• [RECORDS SHOWN]
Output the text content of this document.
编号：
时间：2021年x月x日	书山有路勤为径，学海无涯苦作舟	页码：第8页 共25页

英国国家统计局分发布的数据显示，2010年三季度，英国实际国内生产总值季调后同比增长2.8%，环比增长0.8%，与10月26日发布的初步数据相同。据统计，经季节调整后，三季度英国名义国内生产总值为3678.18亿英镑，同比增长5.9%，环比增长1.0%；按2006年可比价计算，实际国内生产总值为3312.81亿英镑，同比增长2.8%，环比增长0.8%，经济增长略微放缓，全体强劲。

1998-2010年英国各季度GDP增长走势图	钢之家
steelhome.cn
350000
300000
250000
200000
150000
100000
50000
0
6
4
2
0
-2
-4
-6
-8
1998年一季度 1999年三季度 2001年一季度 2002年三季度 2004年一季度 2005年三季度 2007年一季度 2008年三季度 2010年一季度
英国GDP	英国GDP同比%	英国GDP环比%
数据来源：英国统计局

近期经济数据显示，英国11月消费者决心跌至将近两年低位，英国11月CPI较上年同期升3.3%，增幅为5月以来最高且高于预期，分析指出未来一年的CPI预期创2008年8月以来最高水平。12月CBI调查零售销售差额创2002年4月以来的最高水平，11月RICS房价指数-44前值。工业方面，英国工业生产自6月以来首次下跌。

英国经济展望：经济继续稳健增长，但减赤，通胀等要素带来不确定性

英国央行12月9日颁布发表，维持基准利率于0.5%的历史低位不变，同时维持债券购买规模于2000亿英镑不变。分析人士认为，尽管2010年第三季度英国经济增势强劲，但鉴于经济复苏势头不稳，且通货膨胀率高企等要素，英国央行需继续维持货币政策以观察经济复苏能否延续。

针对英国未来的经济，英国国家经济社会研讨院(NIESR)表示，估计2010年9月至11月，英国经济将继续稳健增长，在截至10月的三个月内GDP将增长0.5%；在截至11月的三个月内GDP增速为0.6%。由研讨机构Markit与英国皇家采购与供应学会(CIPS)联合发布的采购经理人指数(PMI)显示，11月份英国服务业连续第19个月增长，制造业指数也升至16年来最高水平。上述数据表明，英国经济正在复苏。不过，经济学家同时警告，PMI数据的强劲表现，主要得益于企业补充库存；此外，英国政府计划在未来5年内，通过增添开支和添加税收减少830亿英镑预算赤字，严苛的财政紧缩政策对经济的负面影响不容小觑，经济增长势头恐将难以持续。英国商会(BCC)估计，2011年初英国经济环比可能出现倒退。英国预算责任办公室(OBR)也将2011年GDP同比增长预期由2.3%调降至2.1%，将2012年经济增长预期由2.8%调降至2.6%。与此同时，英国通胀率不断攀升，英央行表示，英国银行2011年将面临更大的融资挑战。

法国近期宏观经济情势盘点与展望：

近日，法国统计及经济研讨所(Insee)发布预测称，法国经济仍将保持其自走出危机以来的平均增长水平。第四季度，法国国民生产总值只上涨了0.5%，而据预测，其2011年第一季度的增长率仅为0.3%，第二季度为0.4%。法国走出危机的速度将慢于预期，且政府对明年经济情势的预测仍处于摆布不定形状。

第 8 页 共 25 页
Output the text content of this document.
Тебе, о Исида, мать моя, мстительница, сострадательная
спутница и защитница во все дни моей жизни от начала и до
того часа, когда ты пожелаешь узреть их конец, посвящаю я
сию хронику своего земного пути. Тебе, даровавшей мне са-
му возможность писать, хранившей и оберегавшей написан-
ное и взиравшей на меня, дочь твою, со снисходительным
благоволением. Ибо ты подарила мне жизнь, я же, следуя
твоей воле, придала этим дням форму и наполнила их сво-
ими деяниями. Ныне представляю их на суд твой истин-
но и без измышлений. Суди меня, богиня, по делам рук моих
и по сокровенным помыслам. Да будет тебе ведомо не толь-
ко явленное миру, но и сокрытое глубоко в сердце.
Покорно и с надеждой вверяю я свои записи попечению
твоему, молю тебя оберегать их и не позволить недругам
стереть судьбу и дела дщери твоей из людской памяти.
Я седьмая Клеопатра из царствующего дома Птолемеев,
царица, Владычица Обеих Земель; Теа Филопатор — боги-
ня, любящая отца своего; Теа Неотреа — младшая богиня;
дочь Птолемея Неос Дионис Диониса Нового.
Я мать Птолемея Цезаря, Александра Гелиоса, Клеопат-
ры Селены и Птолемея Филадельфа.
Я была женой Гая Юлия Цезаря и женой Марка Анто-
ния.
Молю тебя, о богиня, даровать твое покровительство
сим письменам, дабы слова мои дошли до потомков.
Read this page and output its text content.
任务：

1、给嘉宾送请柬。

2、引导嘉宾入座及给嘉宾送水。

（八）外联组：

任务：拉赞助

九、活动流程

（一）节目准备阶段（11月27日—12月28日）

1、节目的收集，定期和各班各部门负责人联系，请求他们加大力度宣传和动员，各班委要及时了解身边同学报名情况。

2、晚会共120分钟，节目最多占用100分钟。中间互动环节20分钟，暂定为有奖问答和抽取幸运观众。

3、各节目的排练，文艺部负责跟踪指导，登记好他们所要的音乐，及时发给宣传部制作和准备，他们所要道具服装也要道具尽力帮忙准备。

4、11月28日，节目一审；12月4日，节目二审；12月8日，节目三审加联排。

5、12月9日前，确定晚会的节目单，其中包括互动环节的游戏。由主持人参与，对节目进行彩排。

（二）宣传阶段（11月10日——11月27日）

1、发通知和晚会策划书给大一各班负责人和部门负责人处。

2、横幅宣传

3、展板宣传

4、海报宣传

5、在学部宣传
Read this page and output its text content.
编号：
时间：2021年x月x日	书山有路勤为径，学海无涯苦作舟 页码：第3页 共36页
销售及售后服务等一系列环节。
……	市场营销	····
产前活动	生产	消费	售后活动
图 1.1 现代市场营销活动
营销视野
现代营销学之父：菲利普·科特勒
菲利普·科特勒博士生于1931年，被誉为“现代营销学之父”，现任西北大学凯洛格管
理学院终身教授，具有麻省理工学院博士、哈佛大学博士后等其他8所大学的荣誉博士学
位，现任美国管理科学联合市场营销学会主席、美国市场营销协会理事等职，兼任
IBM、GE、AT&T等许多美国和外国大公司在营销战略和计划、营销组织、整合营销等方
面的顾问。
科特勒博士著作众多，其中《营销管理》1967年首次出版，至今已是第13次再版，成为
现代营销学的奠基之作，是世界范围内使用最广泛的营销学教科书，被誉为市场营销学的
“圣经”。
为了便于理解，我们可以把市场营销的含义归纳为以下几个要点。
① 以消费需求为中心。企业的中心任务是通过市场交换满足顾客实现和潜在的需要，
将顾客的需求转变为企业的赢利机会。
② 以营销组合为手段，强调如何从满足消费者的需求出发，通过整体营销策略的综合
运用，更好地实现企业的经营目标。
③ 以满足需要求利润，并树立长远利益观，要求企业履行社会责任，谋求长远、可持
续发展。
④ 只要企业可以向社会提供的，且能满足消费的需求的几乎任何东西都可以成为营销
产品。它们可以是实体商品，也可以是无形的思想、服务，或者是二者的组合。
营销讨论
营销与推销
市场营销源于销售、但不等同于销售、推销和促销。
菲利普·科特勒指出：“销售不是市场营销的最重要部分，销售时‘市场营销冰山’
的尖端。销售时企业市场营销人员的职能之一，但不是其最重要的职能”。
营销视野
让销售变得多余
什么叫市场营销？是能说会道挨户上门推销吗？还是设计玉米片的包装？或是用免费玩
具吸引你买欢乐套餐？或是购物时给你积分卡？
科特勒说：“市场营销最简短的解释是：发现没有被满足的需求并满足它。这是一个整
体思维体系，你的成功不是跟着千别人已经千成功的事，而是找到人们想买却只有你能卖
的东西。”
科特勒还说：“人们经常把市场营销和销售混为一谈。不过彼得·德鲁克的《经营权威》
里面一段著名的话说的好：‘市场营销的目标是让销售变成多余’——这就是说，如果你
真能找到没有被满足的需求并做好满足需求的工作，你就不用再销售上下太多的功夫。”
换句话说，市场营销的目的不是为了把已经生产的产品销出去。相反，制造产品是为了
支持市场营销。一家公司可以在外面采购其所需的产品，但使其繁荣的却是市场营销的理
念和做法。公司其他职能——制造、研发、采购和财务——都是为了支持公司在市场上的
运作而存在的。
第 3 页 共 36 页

• [WHAT IS EXPECTED]
Pull out each line of the records holding the string "学海无涯苦作舟".

• [RESPONSE TO THIS TASK]
时间：2021年x月x日	书山有路勤为径，学海无涯苦作舟	页码：第8页 共25页
时间：2021年x月x日	书山有路勤为径，学海无涯苦作舟 页码：第3页 共36页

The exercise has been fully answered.